_WHAT TO PRODUCE_
Transcribe the lines below verbatim, skipping the images.

_DATA PROVIDED_
BEGIN
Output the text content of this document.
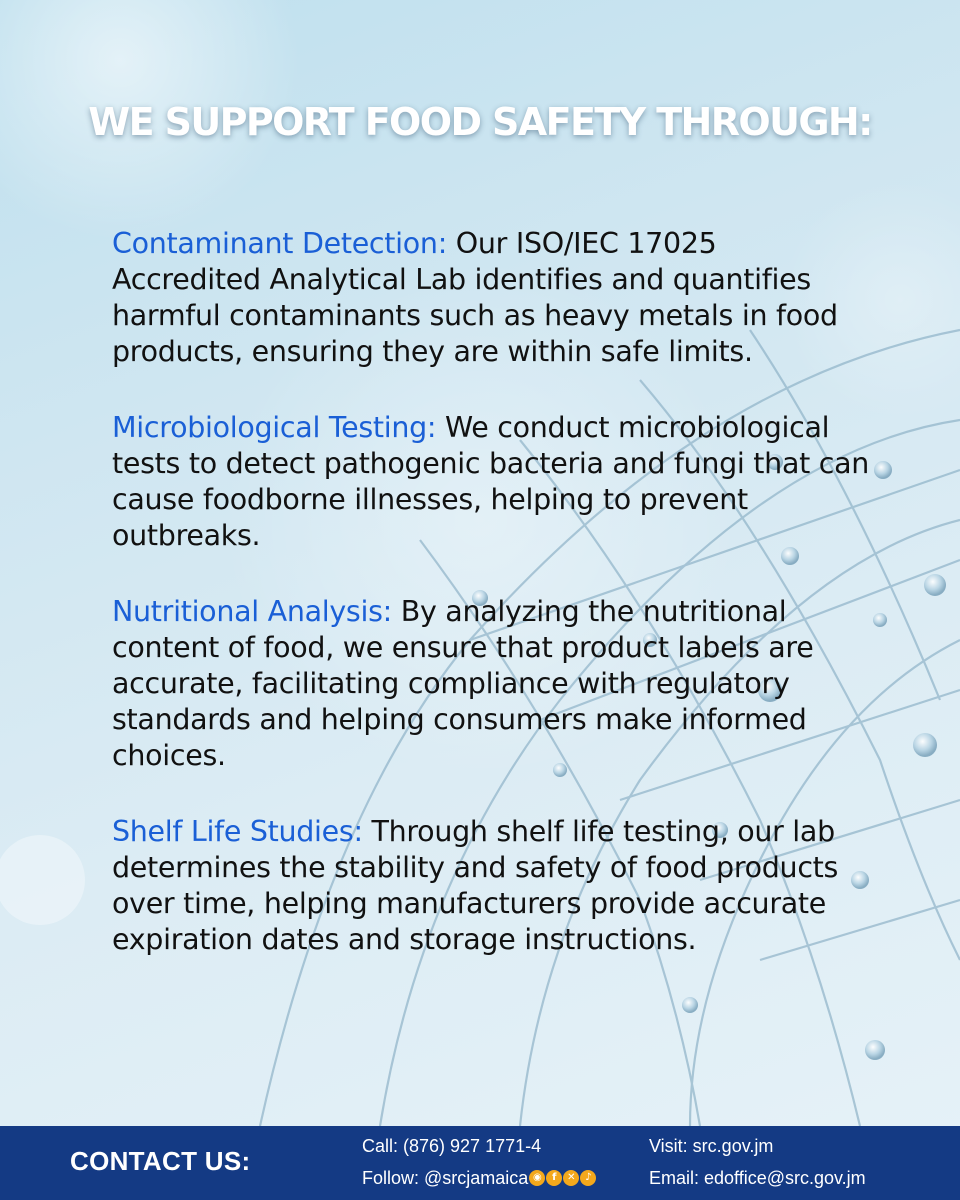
WE SUPPORT FOOD SAFETY THROUGH:

Contaminant Detection: Our ISO/IEC 17025 Accredited Analytical Lab identifies and quantifies harmful contaminants such as heavy metals in food products, ensuring they are within safe limits.

Microbiological Testing: We conduct microbiological tests to detect pathogenic bacteria and fungi that can cause foodborne illnesses, helping to prevent outbreaks.

Nutritional Analysis: By analyzing the nutritional content of food, we ensure that product labels are accurate, facilitating compliance with regulatory standards and helping consumers make informed choices.

Shelf Life Studies: Through shelf life testing, our lab determines the stability and safety of food products over time, helping manufacturers provide accurate expiration dates and storage instructions.

CONTACT US:	Call: (876) 927 1771-4
Follow: @srcjamaica ◉ f ✕ ♪
Visit: src.gov.jm
Email: edoffice@src.gov.jm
END
_TASK ANSWER_
Output the text content of this document.
WE SUPPORT FOOD SAFETY THROUGH:

Contaminant Detection: Our ISO/IEC 17025 Accredited Analytical Lab identifies and quantifies harmful contaminants such as heavy metals in food products, ensuring they are within safe limits.

Microbiological Testing: We conduct microbiological tests to detect pathogenic bacteria and fungi that can cause foodborne illnesses, helping to prevent outbreaks.

Nutritional Analysis: By analyzing the nutritional content of food, we ensure that product labels are accurate, facilitating compliance with regulatory standards and helping consumers make informed choices.

Shelf Life Studies: Through shelf life testing, our lab determines the stability and safety of food products over time, helping manufacturers provide accurate expiration dates and storage instructions.

CONTACT US:	Call: (876) 927 1771-4
Follow: @srcjamaica ◉ f ✕ ♪
Visit: src.gov.jm
Email: edoffice@src.gov.jm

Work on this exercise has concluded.